▶

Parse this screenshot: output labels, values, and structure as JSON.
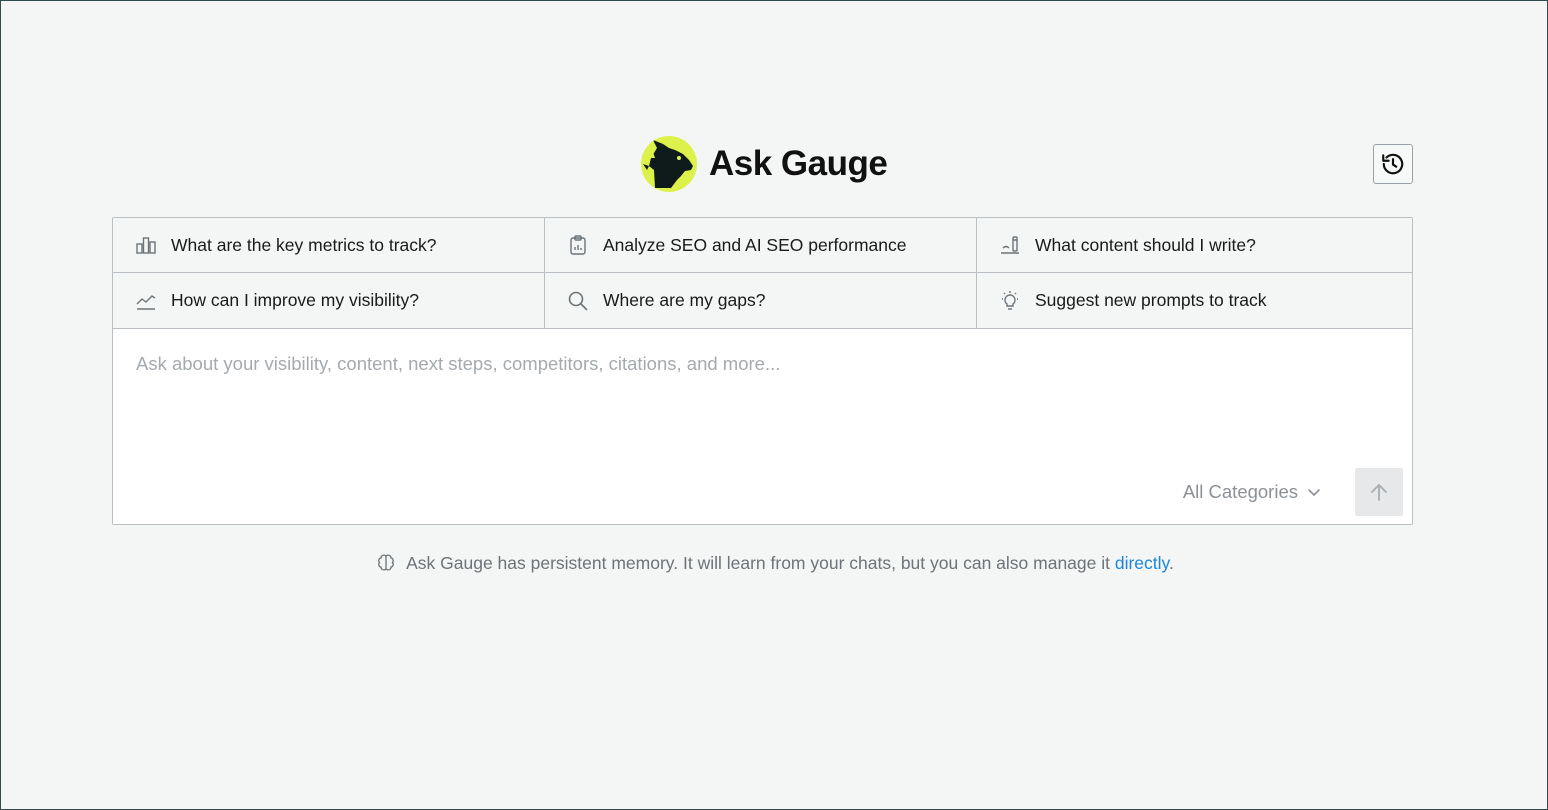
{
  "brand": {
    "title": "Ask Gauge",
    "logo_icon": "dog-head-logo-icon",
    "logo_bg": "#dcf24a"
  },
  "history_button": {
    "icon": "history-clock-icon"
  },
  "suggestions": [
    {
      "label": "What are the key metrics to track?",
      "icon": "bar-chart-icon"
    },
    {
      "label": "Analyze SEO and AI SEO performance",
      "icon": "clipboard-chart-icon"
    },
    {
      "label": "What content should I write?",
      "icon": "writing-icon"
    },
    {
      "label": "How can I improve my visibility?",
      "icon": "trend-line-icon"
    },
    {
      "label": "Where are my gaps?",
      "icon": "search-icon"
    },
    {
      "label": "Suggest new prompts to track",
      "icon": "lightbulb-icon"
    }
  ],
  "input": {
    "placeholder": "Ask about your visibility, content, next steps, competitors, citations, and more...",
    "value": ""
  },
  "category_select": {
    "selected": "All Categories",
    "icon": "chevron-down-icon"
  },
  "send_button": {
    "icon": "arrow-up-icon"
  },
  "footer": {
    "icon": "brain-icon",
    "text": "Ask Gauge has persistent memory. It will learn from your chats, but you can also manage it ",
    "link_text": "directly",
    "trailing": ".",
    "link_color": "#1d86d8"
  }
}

◀
▶

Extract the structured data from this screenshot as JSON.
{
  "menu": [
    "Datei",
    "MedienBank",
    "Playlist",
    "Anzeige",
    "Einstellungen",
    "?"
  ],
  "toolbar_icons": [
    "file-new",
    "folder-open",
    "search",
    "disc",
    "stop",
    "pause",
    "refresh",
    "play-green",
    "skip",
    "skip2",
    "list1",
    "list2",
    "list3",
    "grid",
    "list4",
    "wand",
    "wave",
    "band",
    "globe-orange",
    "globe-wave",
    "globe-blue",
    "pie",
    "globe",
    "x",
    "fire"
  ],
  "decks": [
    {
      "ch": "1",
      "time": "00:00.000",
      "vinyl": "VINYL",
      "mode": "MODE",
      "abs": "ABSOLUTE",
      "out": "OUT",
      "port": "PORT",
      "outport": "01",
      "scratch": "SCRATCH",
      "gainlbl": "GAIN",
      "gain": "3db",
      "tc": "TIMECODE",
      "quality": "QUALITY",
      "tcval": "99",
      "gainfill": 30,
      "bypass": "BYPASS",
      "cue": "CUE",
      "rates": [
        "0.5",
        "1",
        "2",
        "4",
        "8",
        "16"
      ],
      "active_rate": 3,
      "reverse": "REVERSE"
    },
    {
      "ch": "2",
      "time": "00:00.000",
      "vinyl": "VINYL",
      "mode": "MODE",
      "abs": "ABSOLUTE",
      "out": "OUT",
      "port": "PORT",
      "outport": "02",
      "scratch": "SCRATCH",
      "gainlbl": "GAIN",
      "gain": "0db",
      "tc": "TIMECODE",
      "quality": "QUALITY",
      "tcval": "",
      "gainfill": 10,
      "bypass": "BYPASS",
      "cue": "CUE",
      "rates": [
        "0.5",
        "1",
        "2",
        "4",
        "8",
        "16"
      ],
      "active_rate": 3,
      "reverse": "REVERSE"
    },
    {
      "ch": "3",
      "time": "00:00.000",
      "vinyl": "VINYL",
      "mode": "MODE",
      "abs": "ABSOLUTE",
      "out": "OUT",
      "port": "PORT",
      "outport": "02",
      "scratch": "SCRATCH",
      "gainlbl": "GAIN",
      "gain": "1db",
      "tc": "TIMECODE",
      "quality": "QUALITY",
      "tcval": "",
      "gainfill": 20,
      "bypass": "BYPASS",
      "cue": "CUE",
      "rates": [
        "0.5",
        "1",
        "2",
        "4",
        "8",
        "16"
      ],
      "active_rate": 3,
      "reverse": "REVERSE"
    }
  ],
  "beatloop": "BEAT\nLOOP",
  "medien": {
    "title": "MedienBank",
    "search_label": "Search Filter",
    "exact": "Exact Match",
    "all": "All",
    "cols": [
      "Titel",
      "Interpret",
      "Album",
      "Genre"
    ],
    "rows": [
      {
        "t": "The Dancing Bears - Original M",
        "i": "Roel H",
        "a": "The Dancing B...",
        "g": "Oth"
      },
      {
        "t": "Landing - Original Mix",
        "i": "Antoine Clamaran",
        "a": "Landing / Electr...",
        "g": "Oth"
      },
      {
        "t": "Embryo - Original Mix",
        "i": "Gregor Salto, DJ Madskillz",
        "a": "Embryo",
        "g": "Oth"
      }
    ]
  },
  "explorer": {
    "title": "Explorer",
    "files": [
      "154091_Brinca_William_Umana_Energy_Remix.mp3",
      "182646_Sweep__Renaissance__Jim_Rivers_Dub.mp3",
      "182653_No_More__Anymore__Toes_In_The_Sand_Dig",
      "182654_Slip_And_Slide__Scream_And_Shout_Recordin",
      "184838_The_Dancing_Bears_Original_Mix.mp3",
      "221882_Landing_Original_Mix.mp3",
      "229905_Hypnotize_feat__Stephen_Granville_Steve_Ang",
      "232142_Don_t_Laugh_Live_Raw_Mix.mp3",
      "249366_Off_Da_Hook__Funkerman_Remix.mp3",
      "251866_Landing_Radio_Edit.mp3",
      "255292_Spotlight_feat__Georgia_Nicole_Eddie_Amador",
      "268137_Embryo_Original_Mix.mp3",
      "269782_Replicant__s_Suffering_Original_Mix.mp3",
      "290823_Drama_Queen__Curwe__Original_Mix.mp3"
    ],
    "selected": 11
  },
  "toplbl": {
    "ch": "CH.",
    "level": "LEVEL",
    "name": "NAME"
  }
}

◀

* TASK INSTRUCTIONS *
Identify each line in the records above containing the word "title"; copy those lines.

* RESPONSE BELOW *
    "title": "Ask Gauge",
    "title": "MedienBank",
    "title": "Explorer",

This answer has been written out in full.